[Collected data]
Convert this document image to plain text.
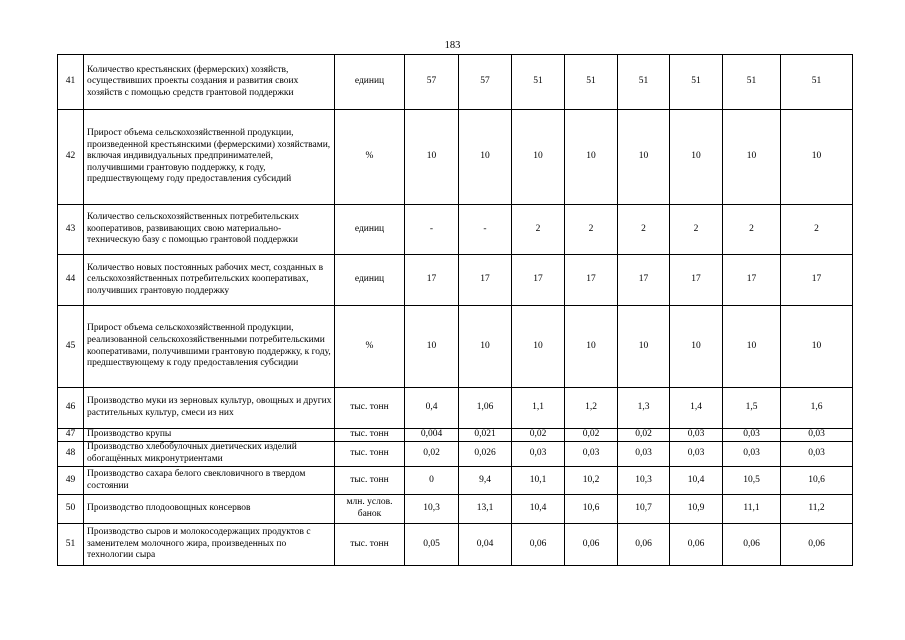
183
41	Количество крестьянских (фермерских) хозяйств, осуществивших проекты создания и развития своих хозяйств с помощью средств грантовой поддержки	единиц	57	57	51	51	51	51	51	51
42	Прирост объема сельскохозяйственной продукции, произведенной крестьянскими (фермерскими) хозяйствами, включая индивидуальных предпринимателей, получившими грантовую поддержку, к году, предшествующему году предоставления субсидий	%	10	10	10	10	10	10	10	10
43	Количество сельскохозяйственных потребительских кооперативов, развивающих свою материально-техническую базу с помощью грантовой поддержки	единиц	-	-	2	2	2	2	2	2
44	Количество новых постоянных рабочих мест, созданных в сельскохозяйственных потребительских кооперативах, получивших грантовую поддержку	единиц	17	17	17	17	17	17	17	17
45	Прирост объема сельскохозяйственной продукции, реализованной сельскохозяйственными потребительскими кооперативами, получившими грантовую поддержку, к году, предшествующему к году предоставления субсидии	%	10	10	10	10	10	10	10	10
46	Производство муки из зерновых культур, овощных и других растительных культур, смеси из них	тыс. тонн	0,4	1,06	1,1	1,2	1,3	1,4	1,5	1,6
47	Производство крупы	тыс. тонн	0,004	0,021	0,02	0,02	0,02	0,03	0,03	0,03
48	Производство хлебобулочных диетических изделий обогащённых микронутриентами	тыс. тонн	0,02	0,026	0,03	0,03	0,03	0,03	0,03	0,03
49	Производство сахара белого свекловичного в твердом состоянии	тыс. тонн	0	9,4	10,1	10,2	10,3	10,4	10,5	10,6
50	Производство плодоовощных консервов	млн. услов. банок	10,3	13,1	10,4	10,6	10,7	10,9	11,1	11,2
51	Производство сыров и молокосодержащих продуктов с заменителем молочного жира, произведенных по технологии сыра	тыс. тонн	0,05	0,04	0,06	0,06	0,06	0,06	0,06	0,06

--- TASK STATEMENT ---
Retype the entries word for word. Omit any images.

--- SOLUTION BELOW ---
Convert this document image to plain text.
183
41	Количество крестьянских (фермерских) хозяйств, осуществивших проекты создания и развития своих хозяйств с помощью средств грантовой поддержки	единиц	57	57	51	51	51	51	51	51
42	Прирост объема сельскохозяйственной продукции, произведенной крестьянскими (фермерскими) хозяйствами, включая индивидуальных предпринимателей, получившими грантовую поддержку, к году, предшествующему году предоставления субсидий	%	10	10	10	10	10	10	10	10
43	Количество сельскохозяйственных потребительских кооперативов, развивающих свою материально-техническую базу с помощью грантовой поддержки	единиц	-	-	2	2	2	2	2	2
44	Количество новых постоянных рабочих мест, созданных в сельскохозяйственных потребительских кооперативах, получивших грантовую поддержку	единиц	17	17	17	17	17	17	17	17
45	Прирост объема сельскохозяйственной продукции, реализованной сельскохозяйственными потребительскими кооперативами, получившими грантовую поддержку, к году, предшествующему к году предоставления субсидии	%	10	10	10	10	10	10	10	10
46	Производство муки из зерновых культур, овощных и других растительных культур, смеси из них	тыс. тонн	0,4	1,06	1,1	1,2	1,3	1,4	1,5	1,6
47	Производство крупы	тыс. тонн	0,004	0,021	0,02	0,02	0,02	0,03	0,03	0,03
48	Производство хлебобулочных диетических изделий обогащённых микронутриентами	тыс. тонн	0,02	0,026	0,03	0,03	0,03	0,03	0,03	0,03
49	Производство сахара белого свекловичного в твердом состоянии	тыс. тонн	0	9,4	10,1	10,2	10,3	10,4	10,5	10,6
50	Производство плодоовощных консервов	млн. услов. банок	10,3	13,1	10,4	10,6	10,7	10,9	11,1	11,2
51	Производство сыров и молокосодержащих продуктов с заменителем молочного жира, произведенных по технологии сыра	тыс. тонн	0,05	0,04	0,06	0,06	0,06	0,06	0,06	0,06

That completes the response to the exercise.